## TAREFAS:
[a] No trecho sobre as assembleias regionais, que qualidades o Sr. Presidente atribui à proposta do seu próprio lado? Liste todas.
[b] Prossiga o trecho sobre as assembleias regionais a partir da última frase apresentada.

## TRECHO DO TEXTO:

Quanto ao n.° 1, entendemos manter o espírito da Constituição vigente: uma composição dupla, uma dupla legitimidade. De um lado, a legitimidade dos eleitos directamente pelos recenseados no local; do outro, a legitimidade de membros já com assento nas assembleia municipais, que é já uma legitimidade derivada, de segundo grau.
Circunscrever o universo eleitoral, nessa parte, aos presidentes das assembleias municipais podia quanto a nós, ter algumas vantagens, visto tratar-se de pessoas já particularmente qualificadas no que toca à sua representatividade, uma vez que os membros eleitos nesta componente têm a legitimidade que lhes advém de pertencerem já às assembleias municipais.
De todo o modo, apesar de entendermos que as nossas propostas melhorariam o texto constitucional, não será, porém, necessário travar uma grande guerra por estas transformações.
O Sr. Presidente: - Mas não acha que há aqui uma dupla redução da representatividade? Primeiro, deixam de ser as assembleias a eleger e passam a ser os presidentes; depois têm de ser eleitos de entre os próprios presidentes; e depois o n.° 2 fala em "representantes de cada assembleia regional", o que não é exacto, pela razão simples de que só alguns serão eleitos, e não todos - nem todas as assembleias terão representantes, isto é, serão aquelas que tiverem -, tanto mais que eles não podem ir além de um quinto. Assim sendo, parece-me que, para não irem além de um quinto, era preciso que os directamente eleitos fossem em número tão elevado que pudessem estar todos representados. Portanto, duas reduções de representatividade: são os presidentes a eleger, e não as assembleias, são os presidentes a ser eleitos; em terceiro lugar, algumas assembleias têm de ficar de fora. Parece-nos que há aqui uma
distorção muito grande. Não vemos bem o porquê desta proposta. A nossa proposta parece-nos mais clara e mais simples. Tem a vantagem de não ter distorção nenhuma. Até porque, saindo da assembleia o governo, nós temos que conferir à assembleia a máxima representatividade democrática e isso só se assegura através da eleição directa de todos os seus membros. Tem a palavra o Sr. Deputado José Manuel Mendes.
O Sr. José Manuel Mendes (PCP): - Creio que importa ainda ouvir o PSD acerca da proposta que nos submete à apreciação pára o artigo 259.° Ela consagra um verdadeiro sistema misto e, como já foi dito, através de uma indicação presidencialista e da diminuição do número dos deputados, visa reduzir a composição das assembleias regionais. Por outro lado, no n.° 2, aplica-lhe segunda dose da poção emagrecedora da representatividade dos partidos políticos, nova dose do elixir antiminorias e, através da cláusula de um quinto aqui estabelecida, diminui, de forma ainda mais drástica, aquela que é a composição das assembleias.

## DADOS GUARDADOS:
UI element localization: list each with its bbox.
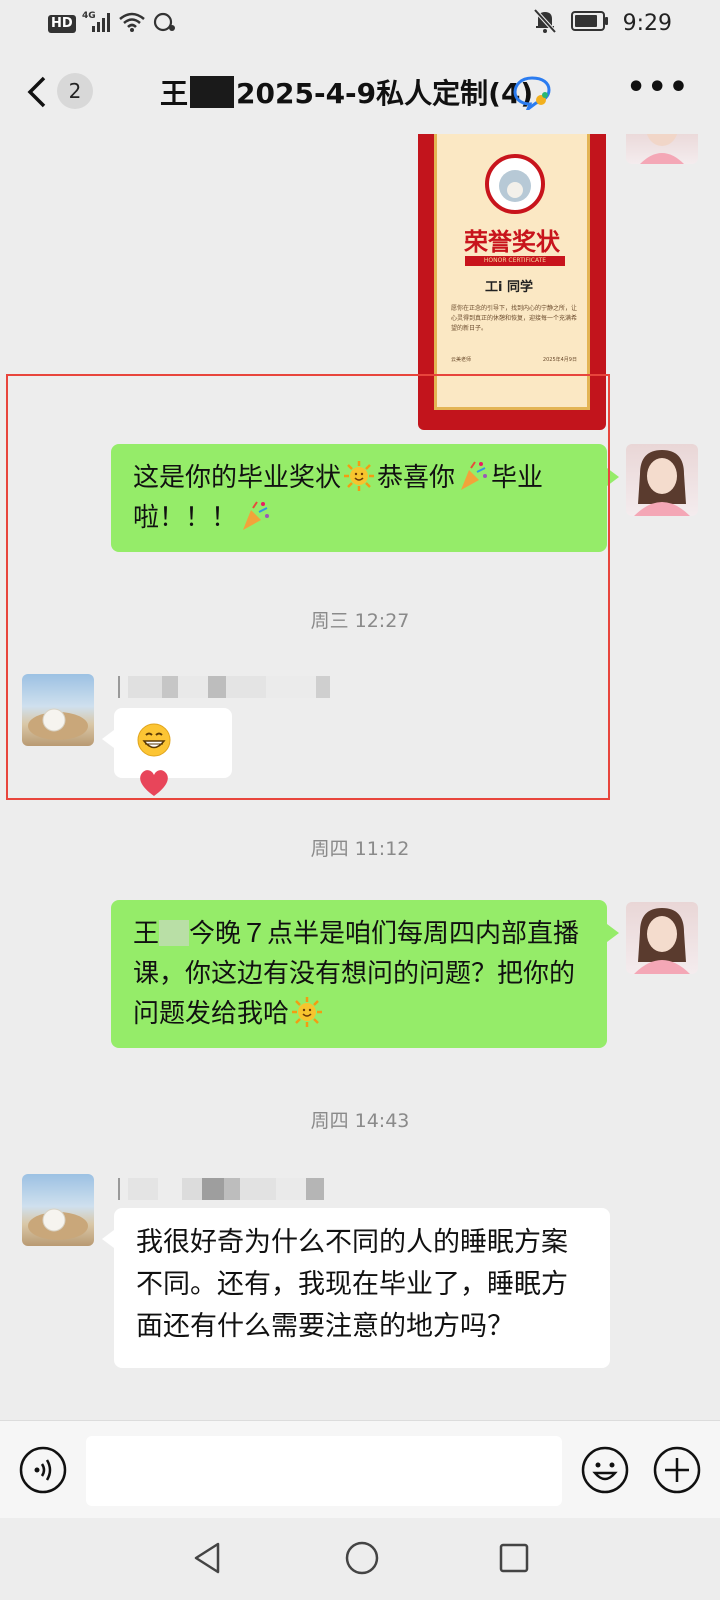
sender-name-redacted: [118, 1178, 324, 1200]
system-home-button[interactable]: [342, 1538, 382, 1578]
status-bar: HD 4G 9:29: [0, 0, 720, 48]
certificate-title: 荣誉奖状: [464, 228, 560, 256]
avatar[interactable]: [22, 1174, 94, 1246]
status-left: HD 4G: [48, 10, 178, 38]
chat-header: 2 王 2025-4-9私人定制(4) •••: [0, 48, 720, 134]
message-input[interactable]: [86, 1436, 562, 1506]
more-icon: •••: [626, 70, 690, 105]
certificate-sign: 云美老师 2025年4月9日: [451, 356, 577, 363]
redaction-bar: [190, 76, 235, 108]
message-text: 王: [133, 919, 160, 949]
certificate-subtitle: HONOR CERTIFICATE: [465, 256, 565, 266]
system-navigation-bar: [0, 1518, 720, 1600]
medal-icon: [485, 154, 545, 214]
chevron-left-icon: [27, 76, 46, 108]
mute-bell-icon: [533, 8, 557, 38]
avatar[interactable]: [626, 902, 698, 974]
certificate-signer: 云美老师: [451, 357, 472, 363]
redaction-blur: [159, 920, 190, 946]
input-bar: [0, 1420, 720, 1518]
system-recents-button[interactable]: [494, 1538, 534, 1578]
emoji-button[interactable]: [580, 1445, 630, 1495]
circle-home-icon: [345, 1541, 379, 1575]
timestamp: 周四 11:12: [310, 838, 410, 860]
unread-count-badge: 2: [57, 73, 93, 109]
more-actions-button[interactable]: [652, 1445, 702, 1495]
plus-icon: [653, 1446, 701, 1494]
enterprise-group-icon: [512, 74, 552, 114]
more-button[interactable]: •••: [626, 70, 690, 105]
hotspot-icon: [152, 11, 178, 37]
sun-emoji-icon: [291, 996, 323, 1028]
page-title: 王 2025-4-9私人定制(4): [160, 72, 533, 112]
chat-area[interactable]: 荣誉奖状 HONOR CERTIFICATE 工i 同学 愿你在正念的引导下，找…: [0, 134, 720, 1420]
wifi-icon: [118, 11, 146, 37]
system-back-button[interactable]: [188, 1538, 228, 1578]
clock: 9:29: [622, 10, 672, 36]
triangle-back-icon: [194, 1542, 220, 1574]
battery-icon: [570, 10, 609, 36]
message-bubble-sent[interactable]: 王今晚７点半是咱们每周四内部直播课，你这边有没有想问的问题？把你的问题发给我哈: [111, 900, 619, 1048]
signal-icon: 4G: [82, 10, 112, 38]
message-text: 我很好奇为什么不同的人的睡眠方案不同。还有，我现在毕业了，睡眠方面还有什么需要注…: [136, 1227, 568, 1342]
highlight-box: [6, 374, 610, 800]
voice-button[interactable]: [18, 1445, 68, 1495]
certificate-recipient: 工i 同学: [485, 280, 533, 295]
status-right: 9:29: [533, 8, 672, 38]
timestamp: 周四 14:43: [310, 1110, 410, 1132]
title-suffix: 2025-4-9私人定制(4): [236, 77, 534, 110]
svg-text:4G: 4G: [82, 11, 96, 21]
avatar[interactable]: [626, 444, 698, 516]
square-recents-icon: [499, 1543, 529, 1573]
emoji-icon: [581, 1446, 629, 1494]
certificate-date: 2025年4月9日: [542, 357, 577, 363]
message-bubble-received[interactable]: 我很好奇为什么不同的人的睡眠方案不同。还有，我现在毕业了，睡眠方面还有什么需要注…: [102, 1208, 610, 1368]
certificate-paper: 荣誉奖状 HONOR CERTIFICATE 工i 同学 愿你在正念的引导下，找…: [434, 134, 590, 410]
voice-icon: [19, 1446, 67, 1494]
back-button[interactable]: [22, 72, 56, 112]
certificate-body: 愿你在正念的引导下，找到内心的宁静之所，让心灵得到真正的休憩和恢复，迎接每一个充…: [451, 305, 578, 332]
message-text: 今晚７点半是咱们每周四内部直播课，你这边有没有想问的问题？把你的问题发给我哈: [133, 919, 580, 1029]
title-prefix: 王: [160, 77, 189, 110]
hd-badge: HD: [48, 15, 76, 33]
avatar[interactable]: [626, 134, 698, 164]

## RESPOSTAS:
[a]
- Mais clara
- Mais simples
- Não tem distorção nenhuma

[b]
Gostaria de ouvir o PSD sobre isto, ou seja: teve em conta exactamente considerações do tipo daquelas que acabo de expender para fazer a proposta que faz? E objectivo do PSD aquele que digo que é? O PSD está fechado a alterar aquilo que, de raiz, se nos afigura negativo na sua proposta?
O Sr. Deputado Costa Andrade deveria ser um pouco mais explícito quanto à razão de ser das normas que vêm sugeridas e também quanto a sua (dele, PSD) metodologia para viabilizá-las no debate em curso!
O Sr. Presidente: - Tem a palavra o Sr. Deputado Vera Jardim.
O Sr. Vera Jardim (PS): - Pretendia apenas, no seguimento de algumas intervenções já feitas, dar aqui um testemunho do que foi uma conversa tida muito recentemente na subcomissão, criada nesta Comissão, para audição de entidades que aqui se dirigissem. Ontem, efectivamente, tivemos uma reunião com o Movimento Regional do Algarve, que, enfim, é o que é, tem os seus estatutos, as suas propostas e o seu interesse específico e próprio, visto tratar-se de um movimento de uma região que estará mais facilmente delimitada para efeitos de se poder encetar o processo concreto da regionalização. Logo no início dessa troca de impressões, uma das primeiras reivindicações (se assim lhe podemos chamar) desse Movimento, que pretende a implantação das regiões, designadamente da região do Algarve, foi precisamente a de que só haverá democracia e processo democrático pleno na feitura e no processo decisório e de escolha dos representantes para as assembleias regionais se não houver mistura de um processo democrático directo, como é a escolha dos representantes eleitos directamente pelos cidadãos da área da região, com processos menos claros que, ao fim e ao cabo, vão reflectir, na assembleia regional, muitas das distorções, de ordem partidária e não só - já aqui levantadas - existentes nos órgãos autárquicos menores, designadamente no município.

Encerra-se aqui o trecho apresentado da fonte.